**SUPPLIED DATA**

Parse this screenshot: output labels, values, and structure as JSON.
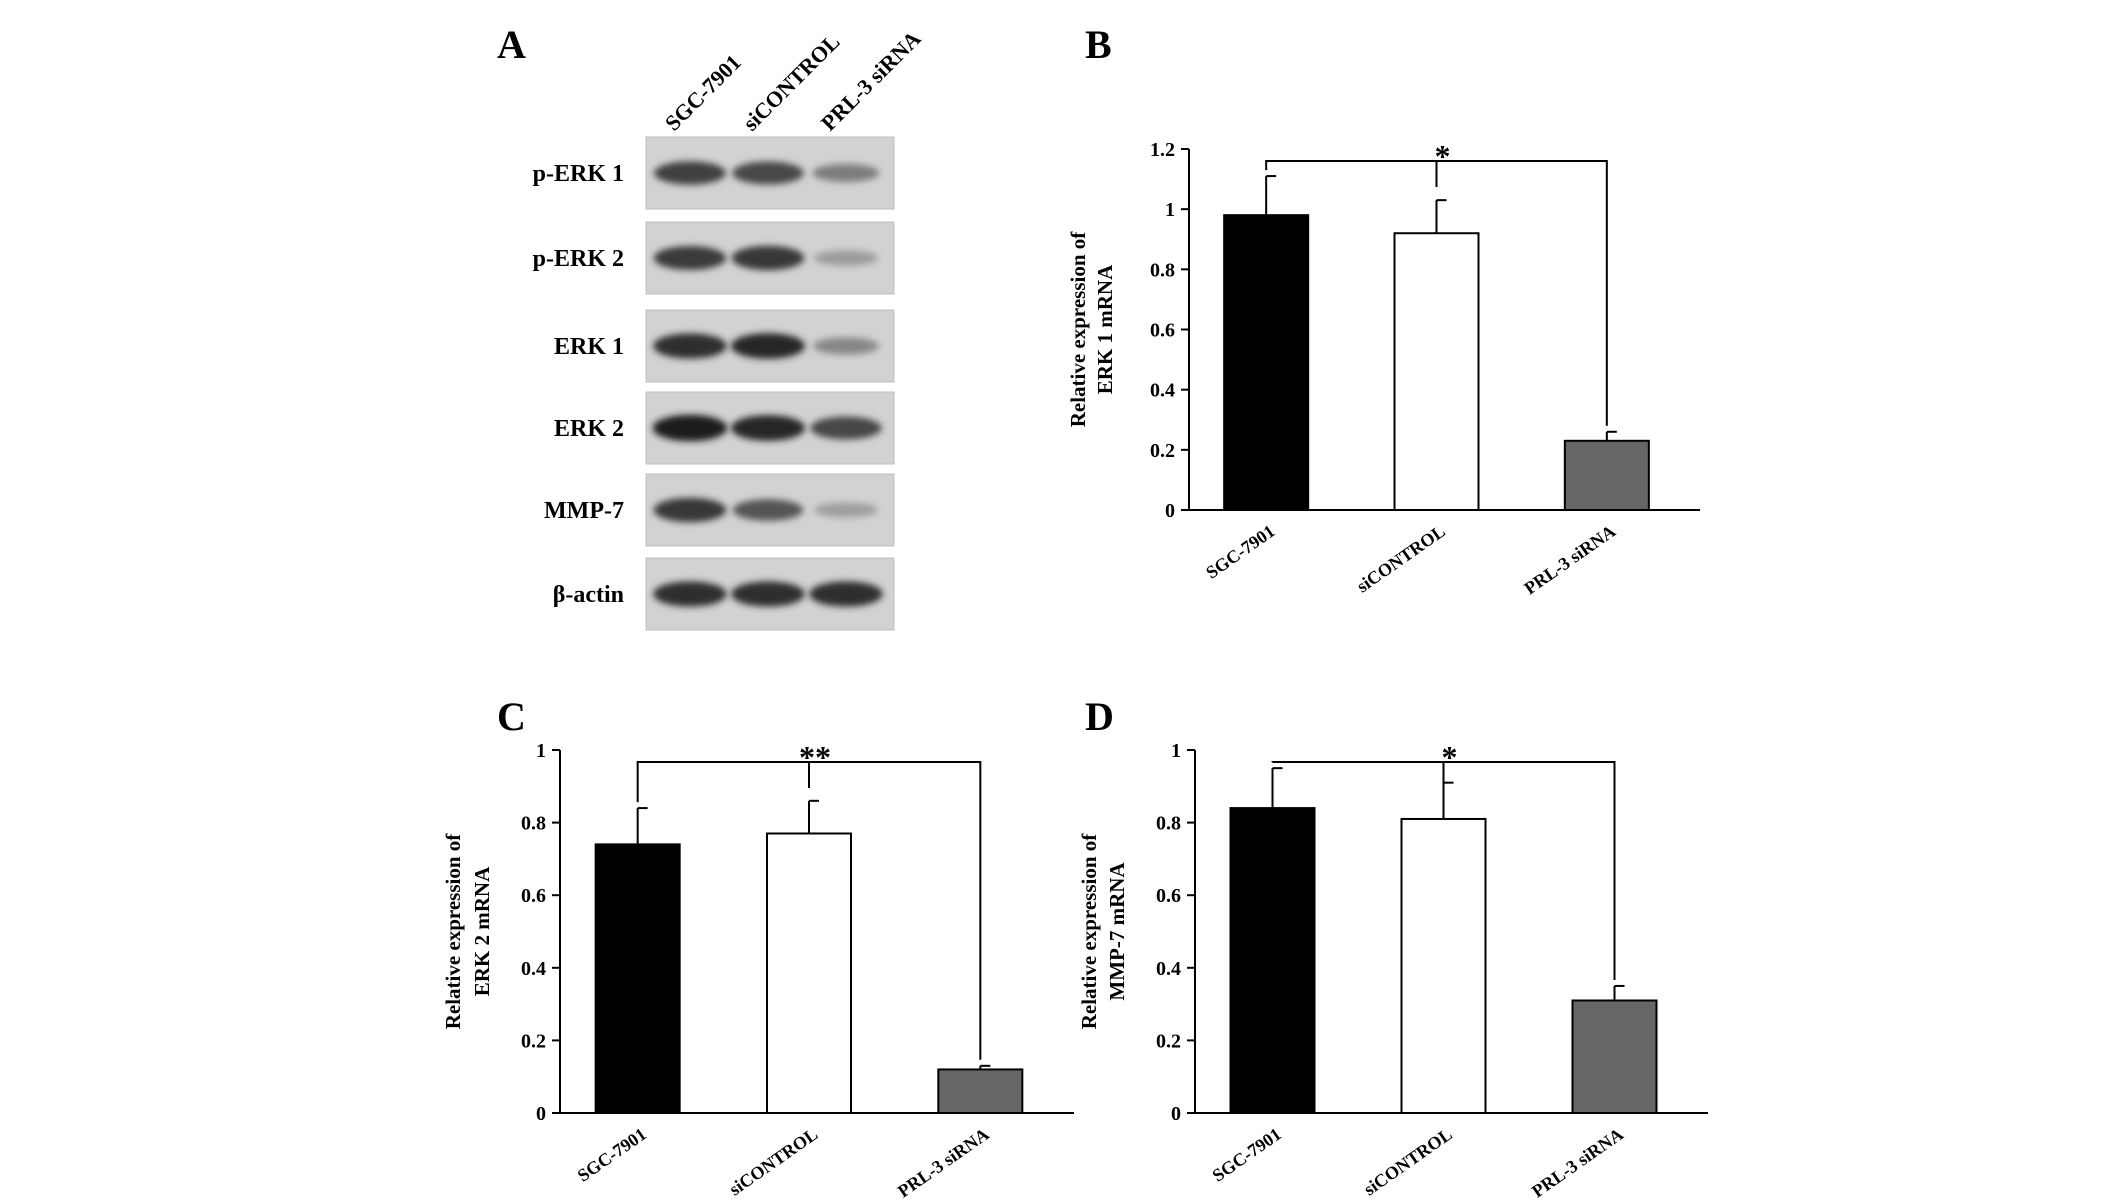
{
  "panel_a": {
    "letter": "A",
    "lanes": [
      "SGC-7901",
      "siCONTROL",
      "PRL-3 siRNA"
    ],
    "rows": [
      {
        "label": "p-ERK 1",
        "intensities": [
          0.75,
          0.72,
          0.45
        ]
      },
      {
        "label": "p-ERK 2",
        "intensities": [
          0.78,
          0.8,
          0.3
        ]
      },
      {
        "label": "ERK 1",
        "intensities": [
          0.85,
          0.88,
          0.4
        ]
      },
      {
        "label": "ERK 2",
        "intensities": [
          0.92,
          0.88,
          0.72
        ]
      },
      {
        "label": "MMP-7",
        "intensities": [
          0.8,
          0.65,
          0.28
        ]
      },
      {
        "label": "β-actin",
        "intensities": [
          0.85,
          0.85,
          0.85
        ]
      }
    ]
  },
  "chart_data": [
    {
      "panel": "B",
      "type": "bar",
      "categories": [
        "SGC-7901",
        "siCONTROL",
        "PRL-3 siRNA"
      ],
      "values": [
        0.98,
        0.92,
        0.23
      ],
      "errors": [
        0.13,
        0.11,
        0.03
      ],
      "bar_colors": [
        "#000000",
        "#ffffff",
        "#666666"
      ],
      "ylabel_line1": "Relative expression of",
      "ylabel_line2": "ERK 1 mRNA",
      "ylim": [
        0,
        1.2
      ],
      "yticks": [
        "0",
        "0.2",
        "0.4",
        "0.6",
        "0.8",
        "1",
        "1.2"
      ],
      "significance": "*"
    },
    {
      "panel": "C",
      "type": "bar",
      "categories": [
        "SGC-7901",
        "siCONTROL",
        "PRL-3 siRNA"
      ],
      "values": [
        0.74,
        0.77,
        0.12
      ],
      "errors": [
        0.1,
        0.09,
        0.01
      ],
      "bar_colors": [
        "#000000",
        "#ffffff",
        "#666666"
      ],
      "ylabel_line1": "Relative expression of",
      "ylabel_line2": "ERK 2 mRNA",
      "ylim": [
        0,
        1
      ],
      "yticks": [
        "0",
        "0.2",
        "0.4",
        "0.6",
        "0.8",
        "1"
      ],
      "significance": "**"
    },
    {
      "panel": "D",
      "type": "bar",
      "categories": [
        "SGC-7901",
        "siCONTROL",
        "PRL-3 siRNA"
      ],
      "values": [
        0.84,
        0.81,
        0.31
      ],
      "errors": [
        0.11,
        0.1,
        0.04
      ],
      "bar_colors": [
        "#000000",
        "#ffffff",
        "#666666"
      ],
      "ylabel_line1": "Relative expression of",
      "ylabel_line2": "MMP-7 mRNA",
      "ylim": [
        0,
        1
      ],
      "yticks": [
        "0",
        "0.2",
        "0.4",
        "0.6",
        "0.8",
        "1"
      ],
      "significance": "*"
    }
  ]
}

**EXERCISE OBJECTIVE**
Return the entries above in full and unchanged, omitting every image.

**WRITTEN RESPONSE**
Parse this screenshot: output labels, values, and structure as JSON.
{
  "panel_a": {
    "letter": "A",
    "lanes": [
      "SGC-7901",
      "siCONTROL",
      "PRL-3 siRNA"
    ],
    "rows": [
      {
        "label": "p-ERK 1",
        "intensities": [
          0.75,
          0.72,
          0.45
        ]
      },
      {
        "label": "p-ERK 2",
        "intensities": [
          0.78,
          0.8,
          0.3
        ]
      },
      {
        "label": "ERK 1",
        "intensities": [
          0.85,
          0.88,
          0.4
        ]
      },
      {
        "label": "ERK 2",
        "intensities": [
          0.92,
          0.88,
          0.72
        ]
      },
      {
        "label": "MMP-7",
        "intensities": [
          0.8,
          0.65,
          0.28
        ]
      },
      {
        "label": "β-actin",
        "intensities": [
          0.85,
          0.85,
          0.85
        ]
      }
    ]
  },
  "chart_data": [
    {
      "panel": "B",
      "type": "bar",
      "categories": [
        "SGC-7901",
        "siCONTROL",
        "PRL-3 siRNA"
      ],
      "values": [
        0.98,
        0.92,
        0.23
      ],
      "errors": [
        0.13,
        0.11,
        0.03
      ],
      "bar_colors": [
        "#000000",
        "#ffffff",
        "#666666"
      ],
      "ylabel_line1": "Relative expression of",
      "ylabel_line2": "ERK 1 mRNA",
      "ylim": [
        0,
        1.2
      ],
      "yticks": [
        "0",
        "0.2",
        "0.4",
        "0.6",
        "0.8",
        "1",
        "1.2"
      ],
      "significance": "*"
    },
    {
      "panel": "C",
      "type": "bar",
      "categories": [
        "SGC-7901",
        "siCONTROL",
        "PRL-3 siRNA"
      ],
      "values": [
        0.74,
        0.77,
        0.12
      ],
      "errors": [
        0.1,
        0.09,
        0.01
      ],
      "bar_colors": [
        "#000000",
        "#ffffff",
        "#666666"
      ],
      "ylabel_line1": "Relative expression of",
      "ylabel_line2": "ERK 2 mRNA",
      "ylim": [
        0,
        1
      ],
      "yticks": [
        "0",
        "0.2",
        "0.4",
        "0.6",
        "0.8",
        "1"
      ],
      "significance": "**"
    },
    {
      "panel": "D",
      "type": "bar",
      "categories": [
        "SGC-7901",
        "siCONTROL",
        "PRL-3 siRNA"
      ],
      "values": [
        0.84,
        0.81,
        0.31
      ],
      "errors": [
        0.11,
        0.1,
        0.04
      ],
      "bar_colors": [
        "#000000",
        "#ffffff",
        "#666666"
      ],
      "ylabel_line1": "Relative expression of",
      "ylabel_line2": "MMP-7 mRNA",
      "ylim": [
        0,
        1
      ],
      "yticks": [
        "0",
        "0.2",
        "0.4",
        "0.6",
        "0.8",
        "1"
      ],
      "significance": "*"
    }
  ]
}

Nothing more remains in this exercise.